[DATA PROVIDED]
== == ==
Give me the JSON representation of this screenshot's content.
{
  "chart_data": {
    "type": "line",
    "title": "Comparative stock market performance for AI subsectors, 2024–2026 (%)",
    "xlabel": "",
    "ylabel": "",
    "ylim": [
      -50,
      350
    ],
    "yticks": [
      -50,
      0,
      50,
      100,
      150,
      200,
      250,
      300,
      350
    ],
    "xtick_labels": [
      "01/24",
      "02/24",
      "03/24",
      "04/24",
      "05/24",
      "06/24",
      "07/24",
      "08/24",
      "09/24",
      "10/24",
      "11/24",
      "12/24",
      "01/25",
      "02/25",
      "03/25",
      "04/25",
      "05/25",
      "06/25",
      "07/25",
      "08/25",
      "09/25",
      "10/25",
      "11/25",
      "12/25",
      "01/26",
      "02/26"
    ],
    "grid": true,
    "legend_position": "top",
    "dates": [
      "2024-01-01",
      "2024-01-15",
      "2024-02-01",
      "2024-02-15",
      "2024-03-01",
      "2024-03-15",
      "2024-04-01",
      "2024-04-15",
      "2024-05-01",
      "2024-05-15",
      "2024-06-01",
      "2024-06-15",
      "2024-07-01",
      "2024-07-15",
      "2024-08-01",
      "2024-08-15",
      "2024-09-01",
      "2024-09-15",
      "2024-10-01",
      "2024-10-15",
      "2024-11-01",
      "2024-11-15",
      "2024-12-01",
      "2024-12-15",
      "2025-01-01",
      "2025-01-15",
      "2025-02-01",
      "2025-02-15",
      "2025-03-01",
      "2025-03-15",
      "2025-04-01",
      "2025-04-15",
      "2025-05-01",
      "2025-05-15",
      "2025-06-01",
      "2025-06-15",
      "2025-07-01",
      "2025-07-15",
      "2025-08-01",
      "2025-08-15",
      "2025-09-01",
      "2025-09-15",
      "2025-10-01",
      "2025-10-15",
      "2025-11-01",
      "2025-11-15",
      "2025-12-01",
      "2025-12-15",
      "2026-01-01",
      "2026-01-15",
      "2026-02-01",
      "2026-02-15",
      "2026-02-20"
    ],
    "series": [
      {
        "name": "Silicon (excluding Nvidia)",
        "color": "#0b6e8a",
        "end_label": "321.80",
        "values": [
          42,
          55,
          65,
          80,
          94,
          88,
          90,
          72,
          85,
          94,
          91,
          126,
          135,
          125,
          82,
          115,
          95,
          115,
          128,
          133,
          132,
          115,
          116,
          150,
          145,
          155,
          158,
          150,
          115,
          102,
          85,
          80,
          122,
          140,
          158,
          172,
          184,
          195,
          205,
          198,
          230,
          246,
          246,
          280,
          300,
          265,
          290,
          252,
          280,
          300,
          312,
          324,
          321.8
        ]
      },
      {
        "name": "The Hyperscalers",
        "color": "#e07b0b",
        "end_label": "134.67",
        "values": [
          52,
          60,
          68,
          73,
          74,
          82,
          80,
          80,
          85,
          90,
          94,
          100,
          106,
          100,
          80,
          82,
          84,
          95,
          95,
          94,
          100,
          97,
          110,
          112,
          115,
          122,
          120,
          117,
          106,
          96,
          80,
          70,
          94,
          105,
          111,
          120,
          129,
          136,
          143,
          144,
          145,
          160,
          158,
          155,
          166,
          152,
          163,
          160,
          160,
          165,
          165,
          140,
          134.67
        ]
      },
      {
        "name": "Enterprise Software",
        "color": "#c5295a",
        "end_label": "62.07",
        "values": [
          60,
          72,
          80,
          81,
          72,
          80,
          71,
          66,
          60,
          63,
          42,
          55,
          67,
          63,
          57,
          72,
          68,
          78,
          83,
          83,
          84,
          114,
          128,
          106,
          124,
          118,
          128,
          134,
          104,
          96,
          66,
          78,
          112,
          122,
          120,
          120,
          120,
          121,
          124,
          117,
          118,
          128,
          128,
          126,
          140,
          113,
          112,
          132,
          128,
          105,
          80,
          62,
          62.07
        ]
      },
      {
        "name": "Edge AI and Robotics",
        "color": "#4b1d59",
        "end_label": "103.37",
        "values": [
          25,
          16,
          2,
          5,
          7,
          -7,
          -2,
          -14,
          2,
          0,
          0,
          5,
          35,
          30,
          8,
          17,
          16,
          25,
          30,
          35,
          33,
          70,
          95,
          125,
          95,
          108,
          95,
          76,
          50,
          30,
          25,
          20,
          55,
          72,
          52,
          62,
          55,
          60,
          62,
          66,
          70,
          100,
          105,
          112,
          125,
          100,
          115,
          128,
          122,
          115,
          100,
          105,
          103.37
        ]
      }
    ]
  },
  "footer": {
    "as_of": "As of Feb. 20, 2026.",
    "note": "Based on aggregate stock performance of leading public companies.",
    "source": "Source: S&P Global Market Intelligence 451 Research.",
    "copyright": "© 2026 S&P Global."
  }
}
== == ==
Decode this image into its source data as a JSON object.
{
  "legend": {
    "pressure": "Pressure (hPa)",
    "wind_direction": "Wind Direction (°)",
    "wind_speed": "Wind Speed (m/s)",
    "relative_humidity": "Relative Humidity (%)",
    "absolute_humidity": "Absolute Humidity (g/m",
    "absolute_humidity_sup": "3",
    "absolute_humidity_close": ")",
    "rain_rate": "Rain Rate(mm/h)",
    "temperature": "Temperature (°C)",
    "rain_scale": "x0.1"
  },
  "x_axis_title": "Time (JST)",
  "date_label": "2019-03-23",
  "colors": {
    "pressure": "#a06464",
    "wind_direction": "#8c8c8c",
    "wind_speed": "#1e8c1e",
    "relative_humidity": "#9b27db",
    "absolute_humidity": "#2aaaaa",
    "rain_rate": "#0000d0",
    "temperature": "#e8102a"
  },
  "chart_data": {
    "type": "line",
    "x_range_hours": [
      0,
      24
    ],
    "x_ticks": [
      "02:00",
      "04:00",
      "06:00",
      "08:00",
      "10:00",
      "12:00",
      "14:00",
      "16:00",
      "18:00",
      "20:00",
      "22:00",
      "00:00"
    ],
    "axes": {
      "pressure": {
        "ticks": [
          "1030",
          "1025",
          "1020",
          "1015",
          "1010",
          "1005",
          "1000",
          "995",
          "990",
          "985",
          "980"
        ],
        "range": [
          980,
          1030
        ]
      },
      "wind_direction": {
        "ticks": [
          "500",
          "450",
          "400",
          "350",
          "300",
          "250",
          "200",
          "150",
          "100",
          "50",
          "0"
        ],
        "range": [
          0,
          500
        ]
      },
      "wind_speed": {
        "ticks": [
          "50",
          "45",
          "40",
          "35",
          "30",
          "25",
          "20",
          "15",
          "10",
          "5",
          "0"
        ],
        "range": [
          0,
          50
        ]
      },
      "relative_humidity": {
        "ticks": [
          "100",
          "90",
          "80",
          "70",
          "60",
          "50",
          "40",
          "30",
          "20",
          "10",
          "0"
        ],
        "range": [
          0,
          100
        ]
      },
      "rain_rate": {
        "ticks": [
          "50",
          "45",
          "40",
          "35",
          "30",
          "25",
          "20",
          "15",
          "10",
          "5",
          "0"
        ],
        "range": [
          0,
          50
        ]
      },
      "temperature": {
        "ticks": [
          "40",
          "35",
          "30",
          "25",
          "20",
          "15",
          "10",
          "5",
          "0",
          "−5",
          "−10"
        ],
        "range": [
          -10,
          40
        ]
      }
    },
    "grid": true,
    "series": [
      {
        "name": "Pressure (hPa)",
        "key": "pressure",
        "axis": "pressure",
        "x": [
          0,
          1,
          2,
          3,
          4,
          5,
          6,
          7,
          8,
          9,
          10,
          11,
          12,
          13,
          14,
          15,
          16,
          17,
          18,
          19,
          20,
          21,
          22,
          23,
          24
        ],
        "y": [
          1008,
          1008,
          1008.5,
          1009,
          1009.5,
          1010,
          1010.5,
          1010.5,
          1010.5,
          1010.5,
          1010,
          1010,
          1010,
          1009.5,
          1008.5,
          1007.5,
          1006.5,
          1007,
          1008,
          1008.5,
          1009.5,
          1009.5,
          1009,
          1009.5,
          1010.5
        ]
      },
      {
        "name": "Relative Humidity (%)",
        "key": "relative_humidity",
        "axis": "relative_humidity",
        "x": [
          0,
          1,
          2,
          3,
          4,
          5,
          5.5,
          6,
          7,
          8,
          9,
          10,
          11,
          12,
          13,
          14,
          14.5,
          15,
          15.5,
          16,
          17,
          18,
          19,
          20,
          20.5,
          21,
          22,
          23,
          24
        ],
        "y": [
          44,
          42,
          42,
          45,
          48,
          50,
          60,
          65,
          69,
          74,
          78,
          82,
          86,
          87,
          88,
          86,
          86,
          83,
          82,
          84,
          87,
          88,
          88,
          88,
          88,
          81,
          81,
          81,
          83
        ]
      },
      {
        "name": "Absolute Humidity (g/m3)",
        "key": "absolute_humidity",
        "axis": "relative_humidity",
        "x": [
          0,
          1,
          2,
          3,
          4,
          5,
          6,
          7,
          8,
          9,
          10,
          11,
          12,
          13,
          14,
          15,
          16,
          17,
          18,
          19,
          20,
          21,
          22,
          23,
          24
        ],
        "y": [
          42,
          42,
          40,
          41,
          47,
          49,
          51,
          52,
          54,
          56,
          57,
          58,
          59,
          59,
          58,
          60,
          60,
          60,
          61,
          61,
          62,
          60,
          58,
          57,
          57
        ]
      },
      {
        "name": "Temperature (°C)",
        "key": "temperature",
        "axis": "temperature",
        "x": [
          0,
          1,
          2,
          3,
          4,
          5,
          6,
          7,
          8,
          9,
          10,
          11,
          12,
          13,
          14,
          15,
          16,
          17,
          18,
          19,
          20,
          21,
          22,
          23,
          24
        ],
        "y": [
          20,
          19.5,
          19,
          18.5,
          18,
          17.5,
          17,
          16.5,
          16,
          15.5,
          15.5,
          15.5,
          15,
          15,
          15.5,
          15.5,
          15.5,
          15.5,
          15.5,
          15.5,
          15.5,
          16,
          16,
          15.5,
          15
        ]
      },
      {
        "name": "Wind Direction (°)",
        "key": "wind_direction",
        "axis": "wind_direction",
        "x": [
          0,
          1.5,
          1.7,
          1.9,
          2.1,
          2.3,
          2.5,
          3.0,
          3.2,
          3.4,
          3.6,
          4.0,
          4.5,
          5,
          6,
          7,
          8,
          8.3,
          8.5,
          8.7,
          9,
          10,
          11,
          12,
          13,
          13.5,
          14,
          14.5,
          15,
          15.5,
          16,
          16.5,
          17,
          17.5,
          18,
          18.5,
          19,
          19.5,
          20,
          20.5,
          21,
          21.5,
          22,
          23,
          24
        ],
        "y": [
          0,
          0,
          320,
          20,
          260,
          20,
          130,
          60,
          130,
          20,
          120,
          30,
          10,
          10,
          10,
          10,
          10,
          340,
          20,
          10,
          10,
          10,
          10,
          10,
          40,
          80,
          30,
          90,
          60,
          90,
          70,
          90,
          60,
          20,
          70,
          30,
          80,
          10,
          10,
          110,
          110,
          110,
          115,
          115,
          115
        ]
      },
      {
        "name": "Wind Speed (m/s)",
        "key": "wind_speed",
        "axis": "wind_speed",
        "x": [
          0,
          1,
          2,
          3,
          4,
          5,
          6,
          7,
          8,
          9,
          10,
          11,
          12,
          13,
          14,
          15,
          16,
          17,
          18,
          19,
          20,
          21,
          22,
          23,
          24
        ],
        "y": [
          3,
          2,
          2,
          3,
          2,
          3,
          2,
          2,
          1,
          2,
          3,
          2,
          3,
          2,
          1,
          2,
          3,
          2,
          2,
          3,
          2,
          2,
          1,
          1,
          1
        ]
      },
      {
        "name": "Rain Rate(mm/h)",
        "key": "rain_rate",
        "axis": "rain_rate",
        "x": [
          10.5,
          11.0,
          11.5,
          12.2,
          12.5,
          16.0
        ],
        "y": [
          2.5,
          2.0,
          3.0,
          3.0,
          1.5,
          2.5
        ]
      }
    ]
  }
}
== == ==
[REQUIRED WORK] Gather each line from the listing above that holds "JSON".

[TASK RESPONSE]
Give me the JSON representation of this screenshot's content.
Decode this image into its source data as a JSON object.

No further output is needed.